WHAT THIS TASK INVOLVES> Please write out the material that follows, exactly as it stands.
• • • • • • •
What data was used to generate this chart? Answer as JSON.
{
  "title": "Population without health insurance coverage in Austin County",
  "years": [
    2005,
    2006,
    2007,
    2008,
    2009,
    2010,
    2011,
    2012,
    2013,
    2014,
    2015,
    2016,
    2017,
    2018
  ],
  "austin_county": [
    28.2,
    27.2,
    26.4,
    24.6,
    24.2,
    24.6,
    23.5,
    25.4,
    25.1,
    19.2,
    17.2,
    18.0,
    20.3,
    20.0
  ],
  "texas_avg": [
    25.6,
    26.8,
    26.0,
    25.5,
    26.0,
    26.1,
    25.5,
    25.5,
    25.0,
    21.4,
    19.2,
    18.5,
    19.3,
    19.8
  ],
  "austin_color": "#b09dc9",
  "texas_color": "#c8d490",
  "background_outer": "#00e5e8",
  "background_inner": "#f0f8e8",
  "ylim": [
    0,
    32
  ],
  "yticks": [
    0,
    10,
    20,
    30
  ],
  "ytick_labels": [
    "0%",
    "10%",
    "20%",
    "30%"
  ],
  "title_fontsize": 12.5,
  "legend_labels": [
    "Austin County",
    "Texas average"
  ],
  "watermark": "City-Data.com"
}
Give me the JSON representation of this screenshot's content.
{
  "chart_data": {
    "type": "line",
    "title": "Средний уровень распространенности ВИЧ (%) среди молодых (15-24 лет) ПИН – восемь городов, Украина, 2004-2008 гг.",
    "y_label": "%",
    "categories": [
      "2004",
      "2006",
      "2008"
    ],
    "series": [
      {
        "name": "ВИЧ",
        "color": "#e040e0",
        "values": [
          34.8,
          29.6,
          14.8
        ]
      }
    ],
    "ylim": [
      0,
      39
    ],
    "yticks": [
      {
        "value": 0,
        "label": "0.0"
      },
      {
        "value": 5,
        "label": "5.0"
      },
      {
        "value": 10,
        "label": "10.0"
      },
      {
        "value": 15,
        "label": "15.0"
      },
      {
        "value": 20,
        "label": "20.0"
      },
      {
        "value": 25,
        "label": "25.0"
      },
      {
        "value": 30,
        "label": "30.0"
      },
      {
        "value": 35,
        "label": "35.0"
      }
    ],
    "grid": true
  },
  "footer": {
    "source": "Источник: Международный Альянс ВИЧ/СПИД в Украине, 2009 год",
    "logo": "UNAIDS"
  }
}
• • • • • • •
TASK SOLUTION>
What data was used to generate this chart? Answer as JSON.
{
  "title": "Population without health insurance coverage in Austin County",
  "years": [
    2005,
    2006,
    2007,
    2008,
    2009,
    2010,
    2011,
    2012,
    2013,
    2014,
    2015,
    2016,
    2017,
    2018
  ],
  "austin_county": [
    28.2,
    27.2,
    26.4,
    24.6,
    24.2,
    24.6,
    23.5,
    25.4,
    25.1,
    19.2,
    17.2,
    18.0,
    20.3,
    20.0
  ],
  "texas_avg": [
    25.6,
    26.8,
    26.0,
    25.5,
    26.0,
    26.1,
    25.5,
    25.5,
    25.0,
    21.4,
    19.2,
    18.5,
    19.3,
    19.8
  ],
  "austin_color": "#b09dc9",
  "texas_color": "#c8d490",
  "background_outer": "#00e5e8",
  "background_inner": "#f0f8e8",
  "ylim": [
    0,
    32
  ],
  "yticks": [
    0,
    10,
    20,
    30
  ],
  "ytick_labels": [
    "0%",
    "10%",
    "20%",
    "30%"
  ],
  "title_fontsize": 12.5,
  "legend_labels": [
    "Austin County",
    "Texas average"
  ],
  "watermark": "City-Data.com"
}
Give me the JSON representation of this screenshot's content.
{
  "chart_data": {
    "type": "line",
    "title": "Средний уровень распространенности ВИЧ (%) среди молодых (15-24 лет) ПИН – восемь городов, Украина, 2004-2008 гг.",
    "y_label": "%",
    "categories": [
      "2004",
      "2006",
      "2008"
    ],
    "series": [
      {
        "name": "ВИЧ",
        "color": "#e040e0",
        "values": [
          34.8,
          29.6,
          14.8
        ]
      }
    ],
    "ylim": [
      0,
      39
    ],
    "yticks": [
      {
        "value": 0,
        "label": "0.0"
      },
      {
        "value": 5,
        "label": "5.0"
      },
      {
        "value": 10,
        "label": "10.0"
      },
      {
        "value": 15,
        "label": "15.0"
      },
      {
        "value": 20,
        "label": "20.0"
      },
      {
        "value": 25,
        "label": "25.0"
      },
      {
        "value": 30,
        "label": "30.0"
      },
      {
        "value": 35,
        "label": "35.0"
      }
    ],
    "grid": true
  },
  "footer": {
    "source": "Источник: Международный Альянс ВИЧ/СПИД в Украине, 2009 год",
    "logo": "UNAIDS"
  }
}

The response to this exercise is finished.